_The request_. Check each line of the records below for the string "name", then state how many lines contain it, with no other output.

--- START OF Records for the task ---

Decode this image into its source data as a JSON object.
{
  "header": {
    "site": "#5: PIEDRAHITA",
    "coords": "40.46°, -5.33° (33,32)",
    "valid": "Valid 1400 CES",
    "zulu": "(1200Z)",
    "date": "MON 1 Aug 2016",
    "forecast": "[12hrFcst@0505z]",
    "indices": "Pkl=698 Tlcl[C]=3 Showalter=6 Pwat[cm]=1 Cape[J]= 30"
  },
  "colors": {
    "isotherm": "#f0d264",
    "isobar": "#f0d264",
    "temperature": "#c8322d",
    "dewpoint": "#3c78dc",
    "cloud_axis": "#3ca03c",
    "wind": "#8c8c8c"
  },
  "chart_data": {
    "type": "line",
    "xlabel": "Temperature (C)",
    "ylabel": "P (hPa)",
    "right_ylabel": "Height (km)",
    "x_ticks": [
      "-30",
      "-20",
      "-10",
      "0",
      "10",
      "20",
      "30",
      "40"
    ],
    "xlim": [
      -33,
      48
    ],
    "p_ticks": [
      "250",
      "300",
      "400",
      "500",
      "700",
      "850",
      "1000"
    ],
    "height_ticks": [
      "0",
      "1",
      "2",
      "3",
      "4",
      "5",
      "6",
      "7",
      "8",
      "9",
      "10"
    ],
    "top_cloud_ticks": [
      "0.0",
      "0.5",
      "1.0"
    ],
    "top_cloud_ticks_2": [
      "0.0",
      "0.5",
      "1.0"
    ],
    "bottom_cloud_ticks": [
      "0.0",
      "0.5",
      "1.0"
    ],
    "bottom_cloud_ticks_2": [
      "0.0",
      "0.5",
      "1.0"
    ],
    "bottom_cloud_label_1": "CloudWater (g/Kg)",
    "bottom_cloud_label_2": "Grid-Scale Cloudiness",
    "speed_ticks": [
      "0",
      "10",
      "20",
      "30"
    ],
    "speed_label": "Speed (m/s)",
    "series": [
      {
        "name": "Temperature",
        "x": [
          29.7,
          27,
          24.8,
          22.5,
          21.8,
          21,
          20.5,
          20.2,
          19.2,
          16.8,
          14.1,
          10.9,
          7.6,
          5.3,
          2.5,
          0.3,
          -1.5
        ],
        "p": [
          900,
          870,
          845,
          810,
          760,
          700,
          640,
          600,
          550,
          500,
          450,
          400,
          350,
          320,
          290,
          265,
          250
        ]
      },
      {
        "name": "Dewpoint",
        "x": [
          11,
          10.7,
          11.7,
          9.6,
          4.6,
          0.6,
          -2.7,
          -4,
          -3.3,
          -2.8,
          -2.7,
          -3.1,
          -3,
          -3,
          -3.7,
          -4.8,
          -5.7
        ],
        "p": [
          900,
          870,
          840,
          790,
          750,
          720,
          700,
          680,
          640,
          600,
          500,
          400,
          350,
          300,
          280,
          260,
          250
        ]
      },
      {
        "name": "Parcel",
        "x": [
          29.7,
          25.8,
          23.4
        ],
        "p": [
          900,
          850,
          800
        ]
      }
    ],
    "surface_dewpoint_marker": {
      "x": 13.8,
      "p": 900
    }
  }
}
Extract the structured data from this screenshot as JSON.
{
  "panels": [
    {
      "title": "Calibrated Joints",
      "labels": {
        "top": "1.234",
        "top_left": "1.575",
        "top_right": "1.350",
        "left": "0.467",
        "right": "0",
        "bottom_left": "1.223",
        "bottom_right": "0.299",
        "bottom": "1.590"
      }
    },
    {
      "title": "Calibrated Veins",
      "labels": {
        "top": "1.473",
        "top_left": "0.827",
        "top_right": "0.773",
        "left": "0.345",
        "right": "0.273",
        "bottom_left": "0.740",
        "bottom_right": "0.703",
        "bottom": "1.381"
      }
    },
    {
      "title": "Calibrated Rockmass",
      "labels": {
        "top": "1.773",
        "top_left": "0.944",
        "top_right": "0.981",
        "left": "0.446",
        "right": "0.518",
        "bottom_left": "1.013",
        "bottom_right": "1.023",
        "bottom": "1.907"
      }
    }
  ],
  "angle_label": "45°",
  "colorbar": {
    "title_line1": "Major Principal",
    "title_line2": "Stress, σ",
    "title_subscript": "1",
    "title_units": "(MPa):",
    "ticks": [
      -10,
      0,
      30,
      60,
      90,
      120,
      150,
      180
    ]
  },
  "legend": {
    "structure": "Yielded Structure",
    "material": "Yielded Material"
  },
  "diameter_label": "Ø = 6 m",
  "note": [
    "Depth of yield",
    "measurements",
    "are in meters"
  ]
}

--- END OF Records for the task ---

_Task output_. 3